--- Text provided ---

It doesn’t matter how angrily I type in my password. I am still wrong.
my wife went to Costco 3 hours ago and now she’s ignoring my calls. this can’t be a good sign.
Impressing the woman sitting next to me on the plane by scrolling through all the games on my Nintendo Switch and muttering “too easy” under my breath at each one.
There’s only two types of people in the world; people who think they can categorize everything, and people who are not morons.
Me: “I’ll drink to that!”
Them: “Nobody said anything.”
Me: “I’ll drink to that!”
ME: I dreamed about you last night
PIZZA DELIVERY GUY: please just sign your receipt so I can leave, sir
I only sleep with people who make me laugh.
Luckily, I find myself hilarious.
i watch horror movies on the toilet so i can be scared shitless
I like my women how I like my government: open and unprotected.

--- Provided data ---

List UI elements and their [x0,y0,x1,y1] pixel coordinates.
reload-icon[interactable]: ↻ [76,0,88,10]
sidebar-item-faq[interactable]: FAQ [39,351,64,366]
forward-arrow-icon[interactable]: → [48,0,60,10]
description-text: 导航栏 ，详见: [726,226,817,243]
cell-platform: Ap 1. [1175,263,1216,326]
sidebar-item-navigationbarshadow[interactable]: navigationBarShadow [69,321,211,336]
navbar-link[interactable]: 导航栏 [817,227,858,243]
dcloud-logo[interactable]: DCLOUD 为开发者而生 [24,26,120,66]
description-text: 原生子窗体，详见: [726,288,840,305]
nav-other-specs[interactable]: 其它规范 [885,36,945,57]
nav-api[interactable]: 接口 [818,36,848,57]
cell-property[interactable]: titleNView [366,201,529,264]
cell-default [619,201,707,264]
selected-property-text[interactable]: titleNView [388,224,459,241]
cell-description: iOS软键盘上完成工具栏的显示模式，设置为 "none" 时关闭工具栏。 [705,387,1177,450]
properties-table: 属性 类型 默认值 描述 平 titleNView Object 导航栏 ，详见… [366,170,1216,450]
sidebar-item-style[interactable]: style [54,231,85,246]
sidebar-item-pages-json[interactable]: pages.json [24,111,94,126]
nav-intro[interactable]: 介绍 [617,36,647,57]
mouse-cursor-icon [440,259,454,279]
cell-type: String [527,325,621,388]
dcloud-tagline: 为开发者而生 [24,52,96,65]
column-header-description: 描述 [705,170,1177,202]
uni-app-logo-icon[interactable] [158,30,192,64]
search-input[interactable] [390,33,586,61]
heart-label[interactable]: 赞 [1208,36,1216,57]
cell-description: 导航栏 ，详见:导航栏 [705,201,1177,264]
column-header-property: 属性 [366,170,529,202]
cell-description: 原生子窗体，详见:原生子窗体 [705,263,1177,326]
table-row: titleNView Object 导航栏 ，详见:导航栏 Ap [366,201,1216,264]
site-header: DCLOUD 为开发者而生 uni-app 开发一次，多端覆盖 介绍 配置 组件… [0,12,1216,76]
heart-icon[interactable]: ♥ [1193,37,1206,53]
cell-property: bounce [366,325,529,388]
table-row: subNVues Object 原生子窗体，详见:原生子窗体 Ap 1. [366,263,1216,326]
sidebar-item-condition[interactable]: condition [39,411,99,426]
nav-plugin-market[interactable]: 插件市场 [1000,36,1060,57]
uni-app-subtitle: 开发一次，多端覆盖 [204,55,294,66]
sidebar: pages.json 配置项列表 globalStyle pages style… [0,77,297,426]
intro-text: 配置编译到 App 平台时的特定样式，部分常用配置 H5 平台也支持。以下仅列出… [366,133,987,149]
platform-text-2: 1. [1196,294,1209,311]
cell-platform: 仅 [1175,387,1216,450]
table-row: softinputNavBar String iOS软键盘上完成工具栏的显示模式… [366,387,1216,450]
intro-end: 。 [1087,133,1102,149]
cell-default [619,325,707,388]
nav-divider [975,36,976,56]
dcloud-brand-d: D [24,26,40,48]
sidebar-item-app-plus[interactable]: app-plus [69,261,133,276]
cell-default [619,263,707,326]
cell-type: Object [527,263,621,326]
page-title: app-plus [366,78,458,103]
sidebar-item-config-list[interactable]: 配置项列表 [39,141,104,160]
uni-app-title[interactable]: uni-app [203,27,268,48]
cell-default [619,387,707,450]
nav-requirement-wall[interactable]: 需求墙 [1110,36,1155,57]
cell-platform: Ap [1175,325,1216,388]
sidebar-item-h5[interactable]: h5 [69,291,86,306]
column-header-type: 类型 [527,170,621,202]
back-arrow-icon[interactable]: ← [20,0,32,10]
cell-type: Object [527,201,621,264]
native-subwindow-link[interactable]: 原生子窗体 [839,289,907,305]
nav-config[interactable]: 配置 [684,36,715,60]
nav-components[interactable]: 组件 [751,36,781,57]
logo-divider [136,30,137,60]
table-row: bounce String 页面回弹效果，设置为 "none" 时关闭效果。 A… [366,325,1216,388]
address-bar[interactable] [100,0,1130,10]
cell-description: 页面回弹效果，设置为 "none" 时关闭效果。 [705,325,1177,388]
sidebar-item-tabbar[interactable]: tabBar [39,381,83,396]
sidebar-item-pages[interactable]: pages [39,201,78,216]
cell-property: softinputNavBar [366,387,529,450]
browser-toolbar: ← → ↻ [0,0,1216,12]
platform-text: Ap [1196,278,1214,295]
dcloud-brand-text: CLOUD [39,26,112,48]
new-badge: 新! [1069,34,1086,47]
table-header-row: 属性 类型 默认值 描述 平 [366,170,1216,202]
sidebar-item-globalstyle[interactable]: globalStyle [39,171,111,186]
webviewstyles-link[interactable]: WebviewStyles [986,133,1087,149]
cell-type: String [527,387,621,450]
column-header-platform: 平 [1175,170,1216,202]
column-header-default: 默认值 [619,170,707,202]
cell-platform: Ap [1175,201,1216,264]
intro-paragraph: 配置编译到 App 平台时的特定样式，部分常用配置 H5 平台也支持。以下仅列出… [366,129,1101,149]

---

__Exercise set__
a) According to the one-liners, where did the speaker's wife go three hours ago?
b) Please return the one-liners from "Impressing the woman" to "open and unprotected.", copied word for word.
These records were taken from a different source than the text.

__Responses by task__
a) Costco.

b)
Impressing the woman sitting next to me on the plane by scrolling through all the games on my Nintendo Switch and muttering “too easy” under my breath at each one.
There’s only two types of people in the world; people who think they can categorize everything, and people who are not morons.
Me: “I’ll drink to that!”
Them: “Nobody said anything.”
Me: “I’ll drink to that!”
ME: I dreamed about you last night
PIZZA DELIVERY GUY: please just sign your receipt so I can leave, sir
I only sleep with people who make me laugh.
Luckily, I find myself hilarious.
i watch horror movies on the toilet so i can be scared shitless
I like my women how I like my government: open and unprotected.